-- START Input for this task --
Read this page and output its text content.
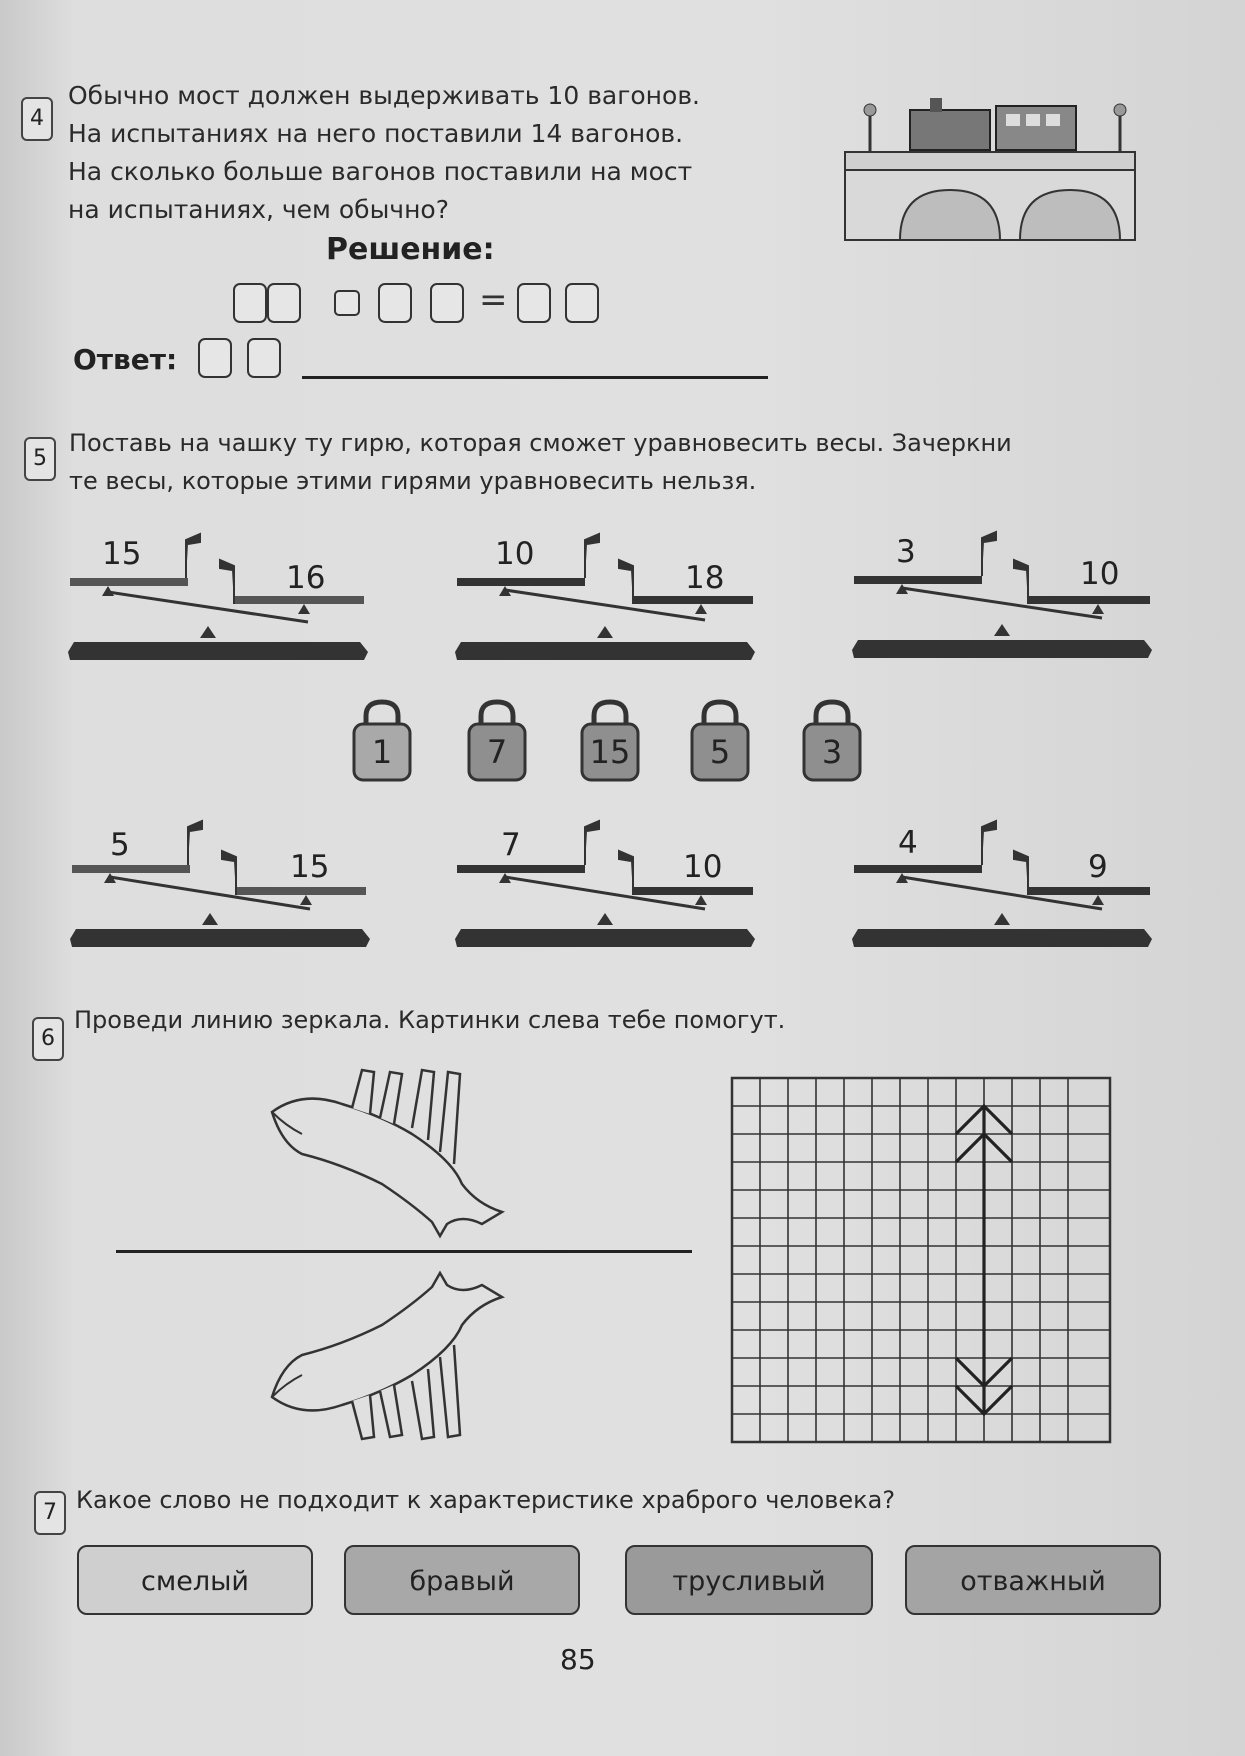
4
Обычно мост должен выдерживать 10 вагонов.
На испытаниях на него поставили 14 вагонов.
На сколько больше вагонов поставили на мост
на испытаниях, чем обычно?
Решение:
=
Ответ:
5
Поставь на чашку ту гирю, которая сможет уравновесить весы. Зачеркни
те весы, которые этими гирями уравновесить нельзя.
15
16
10
18
3
10
1	7	15	5	3
5
15
7
10
4
9
6
Проведи линию зеркала. Картинки слева тебе помогут.
7 Какое слово не подходит к характеристике храброго человека?
смелый	бравый	трусливый	отважный
85
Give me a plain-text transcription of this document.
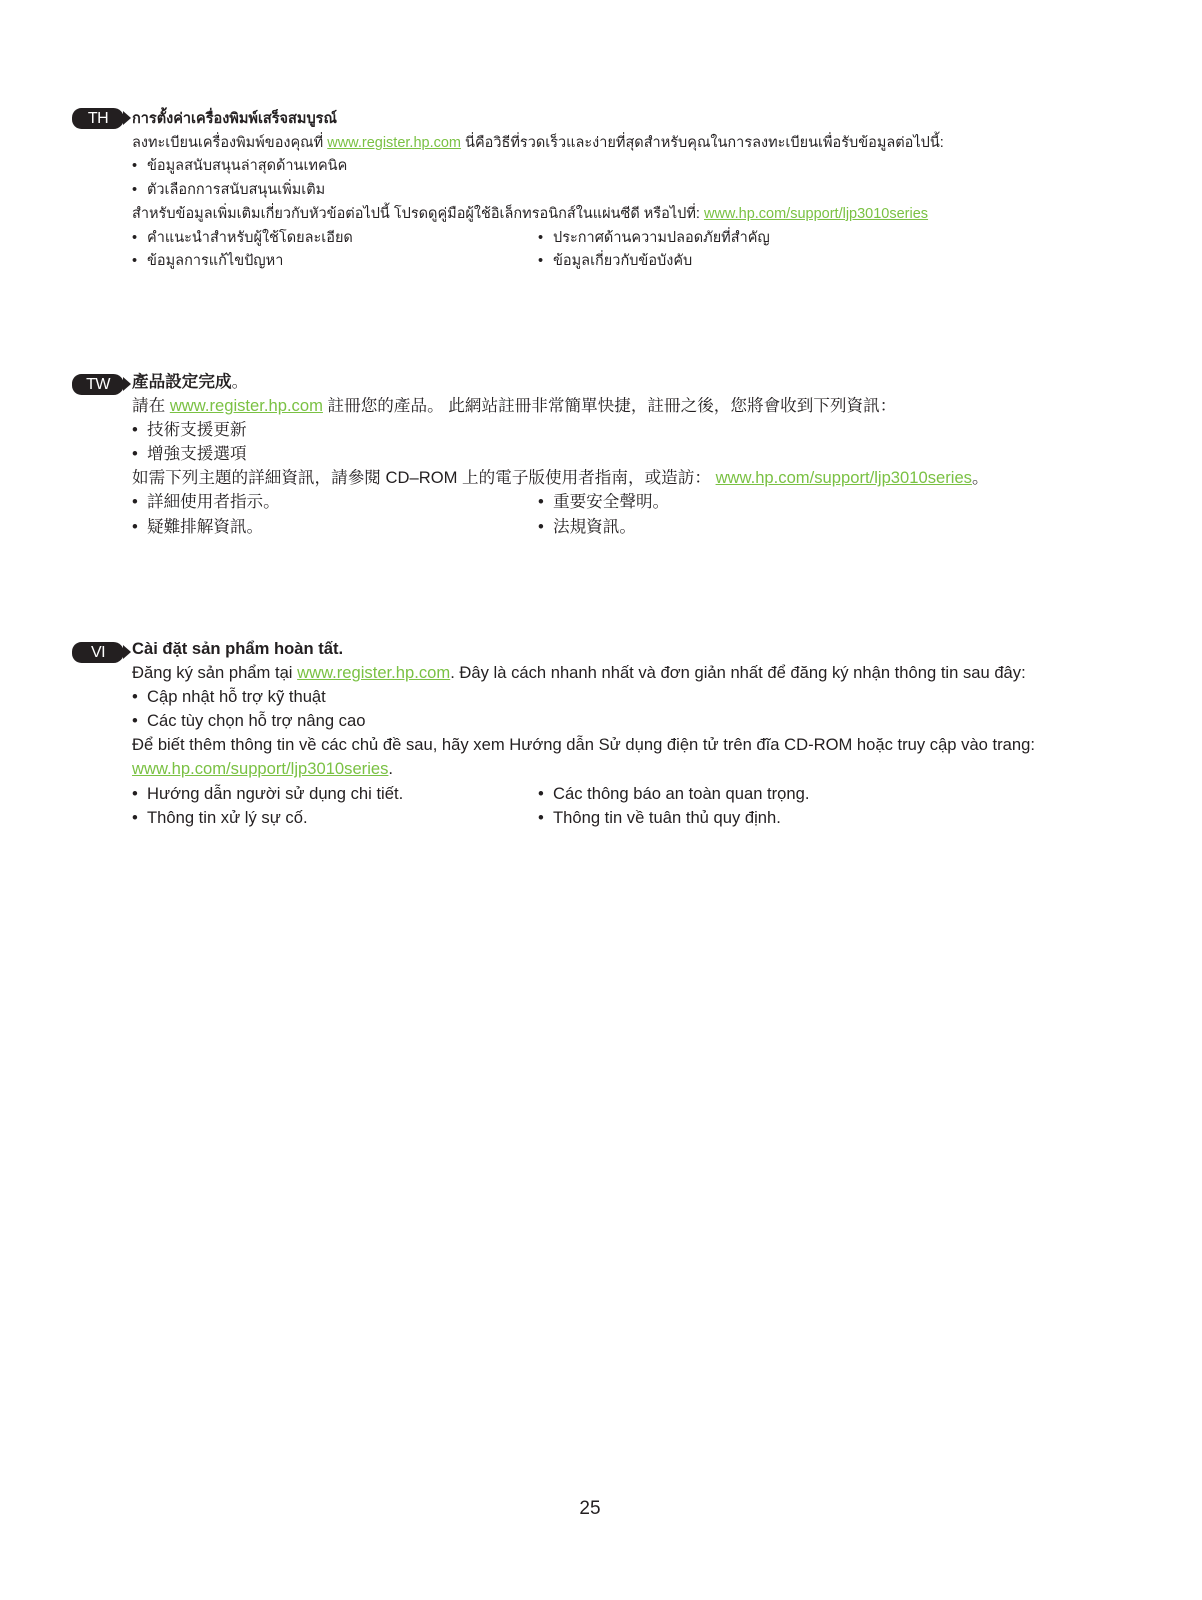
TH	การตั้งค่าเครื่องพิมพ์เสร็จสมบูรณ์
ลงทะเบียนเครื่องพิมพ์ของคุณที่ www.register.hp.com นี่คือวิธีที่รวดเร็วและง่ายที่สุดสำหรับคุณในการลงทะเบียนเพื่อรับข้อมูลต่อไปนี้:
• ข้อมูลสนับสนุนล่าสุดด้านเทคนิค
• ตัวเลือกการสนับสนุนเพิ่มเติม
สำหรับข้อมูลเพิ่มเติมเกี่ยวกับหัวข้อต่อไปนี้ โปรดดูคู่มือผู้ใช้อิเล็กทรอนิกส์ในแผ่นซีดี หรือไปที่: www.hp.com/support/ljp3010series
• คำแนะนำสำหรับผู้ใช้โดยละเอียด	• ประกาศด้านความปลอดภัยที่สำคัญ
• ข้อมูลการแก้ไขปัญหา	• ข้อมูลเกี่ยวกับข้อบังคับ
TW	產品設定完成。
請在 www.register.hp.com 註冊您的產品。 此網站註冊非常簡單快捷，註冊之後，您將會收到下列資訊：
• 技術支援更新
• 增強支援選項
如需下列主題的詳細資訊，請參閱 CD–ROM 上的電子版使用者指南，或造訪： www.hp.com/support/ljp3010series。
• 詳細使用者指示。	• 重要安全聲明。
• 疑難排解資訊。	• 法規資訊。
VI	Cài đặt sản phẩm hoàn tất.
Đăng ký sản phẩm tại www.register.hp.com. Đây là cách nhanh nhất và đơn giản nhất để đăng ký nhận thông tin sau đây:
• Cập nhật hỗ trợ kỹ thuật
• Các tùy chọn hỗ trợ nâng cao
Để biết thêm thông tin về các chủ đề sau, hãy xem Hướng dẫn Sử dụng điện tử trên đĩa CD-ROM hoặc truy cập vào trang:
www.hp.com/support/ljp3010series.
• Hướng dẫn người sử dụng chi tiết.	• Các thông báo an toàn quan trọng.
• Thông tin xử lý sự cố.	• Thông tin về tuân thủ quy định.
25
-- END Input for this task --
Aim of the task> All lines from the one containing "Give me a plain-text" through the end of the data are to be written out exactly, with nothing added; skip the pictures.

Expected output>
Give me a plain-text transcription of this document.
TH	การตั้งค่าเครื่องพิมพ์เสร็จสมบูรณ์
ลงทะเบียนเครื่องพิมพ์ของคุณที่ www.register.hp.com นี่คือวิธีที่รวดเร็วและง่ายที่สุดสำหรับคุณในการลงทะเบียนเพื่อรับข้อมูลต่อไปนี้:
• ข้อมูลสนับสนุนล่าสุดด้านเทคนิค
• ตัวเลือกการสนับสนุนเพิ่มเติม
สำหรับข้อมูลเพิ่มเติมเกี่ยวกับหัวข้อต่อไปนี้ โปรดดูคู่มือผู้ใช้อิเล็กทรอนิกส์ในแผ่นซีดี หรือไปที่: www.hp.com/support/ljp3010series
• คำแนะนำสำหรับผู้ใช้โดยละเอียด	• ประกาศด้านความปลอดภัยที่สำคัญ
• ข้อมูลการแก้ไขปัญหา	• ข้อมูลเกี่ยวกับข้อบังคับ
TW	產品設定完成。
請在 www.register.hp.com 註冊您的產品。 此網站註冊非常簡單快捷，註冊之後，您將會收到下列資訊：
• 技術支援更新
• 增強支援選項
如需下列主題的詳細資訊，請參閱 CD–ROM 上的電子版使用者指南，或造訪： www.hp.com/support/ljp3010series。
• 詳細使用者指示。	• 重要安全聲明。
• 疑難排解資訊。	• 法規資訊。
VI	Cài đặt sản phẩm hoàn tất.
Đăng ký sản phẩm tại www.register.hp.com. Đây là cách nhanh nhất và đơn giản nhất để đăng ký nhận thông tin sau đây:
• Cập nhật hỗ trợ kỹ thuật
• Các tùy chọn hỗ trợ nâng cao
Để biết thêm thông tin về các chủ đề sau, hãy xem Hướng dẫn Sử dụng điện tử trên đĩa CD-ROM hoặc truy cập vào trang:
www.hp.com/support/ljp3010series.
• Hướng dẫn người sử dụng chi tiết.	• Các thông báo an toàn quan trọng.
• Thông tin xử lý sự cố.	• Thông tin về tuân thủ quy định.
25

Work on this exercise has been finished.